■ Exercise directions: Copy out all the entries word for word.

■ Record excerpts:
- - - - -

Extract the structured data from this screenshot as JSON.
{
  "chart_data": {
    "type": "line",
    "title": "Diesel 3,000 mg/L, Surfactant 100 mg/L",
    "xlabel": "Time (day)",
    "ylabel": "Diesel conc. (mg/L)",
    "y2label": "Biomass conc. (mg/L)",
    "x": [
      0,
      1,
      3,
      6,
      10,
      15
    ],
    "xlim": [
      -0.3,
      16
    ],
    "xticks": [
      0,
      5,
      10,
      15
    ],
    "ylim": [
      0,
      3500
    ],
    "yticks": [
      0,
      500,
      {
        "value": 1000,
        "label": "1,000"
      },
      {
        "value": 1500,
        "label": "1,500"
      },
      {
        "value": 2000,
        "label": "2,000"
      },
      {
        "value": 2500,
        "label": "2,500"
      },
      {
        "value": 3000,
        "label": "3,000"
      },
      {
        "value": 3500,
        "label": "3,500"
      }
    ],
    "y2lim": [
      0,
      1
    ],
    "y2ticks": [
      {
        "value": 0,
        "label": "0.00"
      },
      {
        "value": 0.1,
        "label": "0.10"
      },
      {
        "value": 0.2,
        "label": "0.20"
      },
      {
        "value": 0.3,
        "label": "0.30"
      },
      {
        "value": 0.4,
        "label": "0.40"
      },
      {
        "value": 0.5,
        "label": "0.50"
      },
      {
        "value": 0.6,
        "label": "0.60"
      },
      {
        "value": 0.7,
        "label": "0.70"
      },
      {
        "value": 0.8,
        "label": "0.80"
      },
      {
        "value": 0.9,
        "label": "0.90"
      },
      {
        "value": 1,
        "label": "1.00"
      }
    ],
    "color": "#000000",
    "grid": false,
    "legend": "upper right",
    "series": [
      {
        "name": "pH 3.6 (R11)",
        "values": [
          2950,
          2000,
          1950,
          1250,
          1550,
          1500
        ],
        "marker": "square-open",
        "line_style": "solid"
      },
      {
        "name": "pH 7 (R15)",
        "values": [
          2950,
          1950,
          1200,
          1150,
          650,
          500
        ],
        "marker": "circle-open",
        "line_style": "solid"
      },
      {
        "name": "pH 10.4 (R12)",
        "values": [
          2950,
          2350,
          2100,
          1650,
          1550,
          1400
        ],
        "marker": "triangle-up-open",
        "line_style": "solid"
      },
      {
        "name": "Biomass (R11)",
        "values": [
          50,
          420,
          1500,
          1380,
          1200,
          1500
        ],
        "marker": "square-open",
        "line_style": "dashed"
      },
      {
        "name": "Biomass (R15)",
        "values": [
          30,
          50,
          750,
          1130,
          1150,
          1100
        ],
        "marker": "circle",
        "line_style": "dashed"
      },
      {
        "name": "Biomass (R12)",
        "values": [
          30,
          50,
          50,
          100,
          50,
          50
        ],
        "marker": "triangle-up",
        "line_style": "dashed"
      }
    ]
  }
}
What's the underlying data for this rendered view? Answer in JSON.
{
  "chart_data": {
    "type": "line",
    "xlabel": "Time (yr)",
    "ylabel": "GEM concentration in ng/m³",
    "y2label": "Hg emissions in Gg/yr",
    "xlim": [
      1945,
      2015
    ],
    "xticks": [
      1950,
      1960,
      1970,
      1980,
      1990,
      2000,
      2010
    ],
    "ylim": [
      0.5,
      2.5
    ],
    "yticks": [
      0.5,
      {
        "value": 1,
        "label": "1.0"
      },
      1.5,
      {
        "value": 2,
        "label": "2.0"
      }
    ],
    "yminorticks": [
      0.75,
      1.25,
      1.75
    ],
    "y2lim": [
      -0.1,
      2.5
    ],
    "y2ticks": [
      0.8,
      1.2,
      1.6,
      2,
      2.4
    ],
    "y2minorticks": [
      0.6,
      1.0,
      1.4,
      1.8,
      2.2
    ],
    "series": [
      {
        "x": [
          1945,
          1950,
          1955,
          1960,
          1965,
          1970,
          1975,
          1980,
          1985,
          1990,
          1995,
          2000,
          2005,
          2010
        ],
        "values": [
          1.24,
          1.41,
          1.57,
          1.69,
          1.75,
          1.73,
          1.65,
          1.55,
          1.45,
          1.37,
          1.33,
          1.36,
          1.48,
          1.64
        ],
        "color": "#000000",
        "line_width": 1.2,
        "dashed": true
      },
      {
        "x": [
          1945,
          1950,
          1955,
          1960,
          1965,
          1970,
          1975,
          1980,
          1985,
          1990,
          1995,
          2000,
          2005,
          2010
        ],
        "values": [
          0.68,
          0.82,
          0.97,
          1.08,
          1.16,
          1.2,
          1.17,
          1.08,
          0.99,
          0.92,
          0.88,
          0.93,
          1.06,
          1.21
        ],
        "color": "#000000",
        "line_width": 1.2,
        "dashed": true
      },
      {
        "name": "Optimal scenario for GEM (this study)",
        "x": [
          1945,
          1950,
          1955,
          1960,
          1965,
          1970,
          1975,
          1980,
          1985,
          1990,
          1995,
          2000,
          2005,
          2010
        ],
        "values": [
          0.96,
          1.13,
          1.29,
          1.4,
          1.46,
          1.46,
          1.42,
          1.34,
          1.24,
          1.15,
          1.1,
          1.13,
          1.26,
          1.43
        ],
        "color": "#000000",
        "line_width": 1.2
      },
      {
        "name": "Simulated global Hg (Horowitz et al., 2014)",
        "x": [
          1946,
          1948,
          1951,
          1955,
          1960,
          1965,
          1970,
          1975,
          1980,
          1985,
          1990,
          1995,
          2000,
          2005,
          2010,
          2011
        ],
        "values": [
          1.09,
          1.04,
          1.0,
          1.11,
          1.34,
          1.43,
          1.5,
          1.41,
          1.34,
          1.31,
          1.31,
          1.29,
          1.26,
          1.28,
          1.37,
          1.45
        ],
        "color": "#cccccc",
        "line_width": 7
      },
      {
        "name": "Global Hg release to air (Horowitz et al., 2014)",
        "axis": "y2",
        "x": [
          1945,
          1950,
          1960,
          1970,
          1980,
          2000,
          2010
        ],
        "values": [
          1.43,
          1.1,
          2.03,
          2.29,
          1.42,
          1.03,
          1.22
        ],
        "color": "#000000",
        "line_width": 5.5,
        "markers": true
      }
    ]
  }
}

- - - - -

■ Exercise output:
Extract the structured data from this screenshot as JSON.
{
  "chart_data": {
    "type": "line",
    "title": "Diesel 3,000 mg/L, Surfactant 100 mg/L",
    "xlabel": "Time (day)",
    "ylabel": "Diesel conc. (mg/L)",
    "y2label": "Biomass conc. (mg/L)",
    "x": [
      0,
      1,
      3,
      6,
      10,
      15
    ],
    "xlim": [
      -0.3,
      16
    ],
    "xticks": [
      0,
      5,
      10,
      15
    ],
    "ylim": [
      0,
      3500
    ],
    "yticks": [
      0,
      500,
      {
        "value": 1000,
        "label": "1,000"
      },
      {
        "value": 1500,
        "label": "1,500"
      },
      {
        "value": 2000,
        "label": "2,000"
      },
      {
        "value": 2500,
        "label": "2,500"
      },
      {
        "value": 3000,
        "label": "3,000"
      },
      {
        "value": 3500,
        "label": "3,500"
      }
    ],
    "y2lim": [
      0,
      1
    ],
    "y2ticks": [
      {
        "value": 0,
        "label": "0.00"
      },
      {
        "value": 0.1,
        "label": "0.10"
      },
      {
        "value": 0.2,
        "label": "0.20"
      },
      {
        "value": 0.3,
        "label": "0.30"
      },
      {
        "value": 0.4,
        "label": "0.40"
      },
      {
        "value": 0.5,
        "label": "0.50"
      },
      {
        "value": 0.6,
        "label": "0.60"
      },
      {
        "value": 0.7,
        "label": "0.70"
      },
      {
        "value": 0.8,
        "label": "0.80"
      },
      {
        "value": 0.9,
        "label": "0.90"
      },
      {
        "value": 1,
        "label": "1.00"
      }
    ],
    "color": "#000000",
    "grid": false,
    "legend": "upper right",
    "series": [
      {
        "name": "pH 3.6 (R11)",
        "values": [
          2950,
          2000,
          1950,
          1250,
          1550,
          1500
        ],
        "marker": "square-open",
        "line_style": "solid"
      },
      {
        "name": "pH 7 (R15)",
        "values": [
          2950,
          1950,
          1200,
          1150,
          650,
          500
        ],
        "marker": "circle-open",
        "line_style": "solid"
      },
      {
        "name": "pH 10.4 (R12)",
        "values": [
          2950,
          2350,
          2100,
          1650,
          1550,
          1400
        ],
        "marker": "triangle-up-open",
        "line_style": "solid"
      },
      {
        "name": "Biomass (R11)",
        "values": [
          50,
          420,
          1500,
          1380,
          1200,
          1500
        ],
        "marker": "square-open",
        "line_style": "dashed"
      },
      {
        "name": "Biomass (R15)",
        "values": [
          30,
          50,
          750,
          1130,
          1150,
          1100
        ],
        "marker": "circle",
        "line_style": "dashed"
      },
      {
        "name": "Biomass (R12)",
        "values": [
          30,
          50,
          50,
          100,
          50,
          50
        ],
        "marker": "triangle-up",
        "line_style": "dashed"
      }
    ]
  }
}
What's the underlying data for this rendered view? Answer in JSON.
{
  "chart_data": {
    "type": "line",
    "xlabel": "Time (yr)",
    "ylabel": "GEM concentration in ng/m³",
    "y2label": "Hg emissions in Gg/yr",
    "xlim": [
      1945,
      2015
    ],
    "xticks": [
      1950,
      1960,
      1970,
      1980,
      1990,
      2000,
      2010
    ],
    "ylim": [
      0.5,
      2.5
    ],
    "yticks": [
      0.5,
      {
        "value": 1,
        "label": "1.0"
      },
      1.5,
      {
        "value": 2,
        "label": "2.0"
      }
    ],
    "yminorticks": [
      0.75,
      1.25,
      1.75
    ],
    "y2lim": [
      -0.1,
      2.5
    ],
    "y2ticks": [
      0.8,
      1.2,
      1.6,
      2,
      2.4
    ],
    "y2minorticks": [
      0.6,
      1.0,
      1.4,
      1.8,
      2.2
    ],
    "series": [
      {
        "x": [
          1945,
          1950,
          1955,
          1960,
          1965,
          1970,
          1975,
          1980,
          1985,
          1990,
          1995,
          2000,
          2005,
          2010
        ],
        "values": [
          1.24,
          1.41,
          1.57,
          1.69,
          1.75,
          1.73,
          1.65,
          1.55,
          1.45,
          1.37,
          1.33,
          1.36,
          1.48,
          1.64
        ],
        "color": "#000000",
        "line_width": 1.2,
        "dashed": true
      },
      {
        "x": [
          1945,
          1950,
          1955,
          1960,
          1965,
          1970,
          1975,
          1980,
          1985,
          1990,
          1995,
          2000,
          2005,
          2010
        ],
        "values": [
          0.68,
          0.82,
          0.97,
          1.08,
          1.16,
          1.2,
          1.17,
          1.08,
          0.99,
          0.92,
          0.88,
          0.93,
          1.06,
          1.21
        ],
        "color": "#000000",
        "line_width": 1.2,
        "dashed": true
      },
      {
        "name": "Optimal scenario for GEM (this study)",
        "x": [
          1945,
          1950,
          1955,
          1960,
          1965,
          1970,
          1975,
          1980,
          1985,
          1990,
          1995,
          2000,
          2005,
          2010
        ],
        "values": [
          0.96,
          1.13,
          1.29,
          1.4,
          1.46,
          1.46,
          1.42,
          1.34,
          1.24,
          1.15,
          1.1,
          1.13,
          1.26,
          1.43
        ],
        "color": "#000000",
        "line_width": 1.2
      },
      {
        "name": "Simulated global Hg (Horowitz et al., 2014)",
        "x": [
          1946,
          1948,
          1951,
          1955,
          1960,
          1965,
          1970,
          1975,
          1980,
          1985,
          1990,
          1995,
          2000,
          2005,
          2010,
          2011
        ],
        "values": [
          1.09,
          1.04,
          1.0,
          1.11,
          1.34,
          1.43,
          1.5,
          1.41,
          1.34,
          1.31,
          1.31,
          1.29,
          1.26,
          1.28,
          1.37,
          1.45
        ],
        "color": "#cccccc",
        "line_width": 7
      },
      {
        "name": "Global Hg release to air (Horowitz et al., 2014)",
        "axis": "y2",
        "x": [
          1945,
          1950,
          1960,
          1970,
          1980,
          2000,
          2010
        ],
        "values": [
          1.43,
          1.1,
          2.03,
          2.29,
          1.42,
          1.03,
          1.22
        ],
        "color": "#000000",
        "line_width": 5.5,
        "markers": true
      }
    ]
  }
}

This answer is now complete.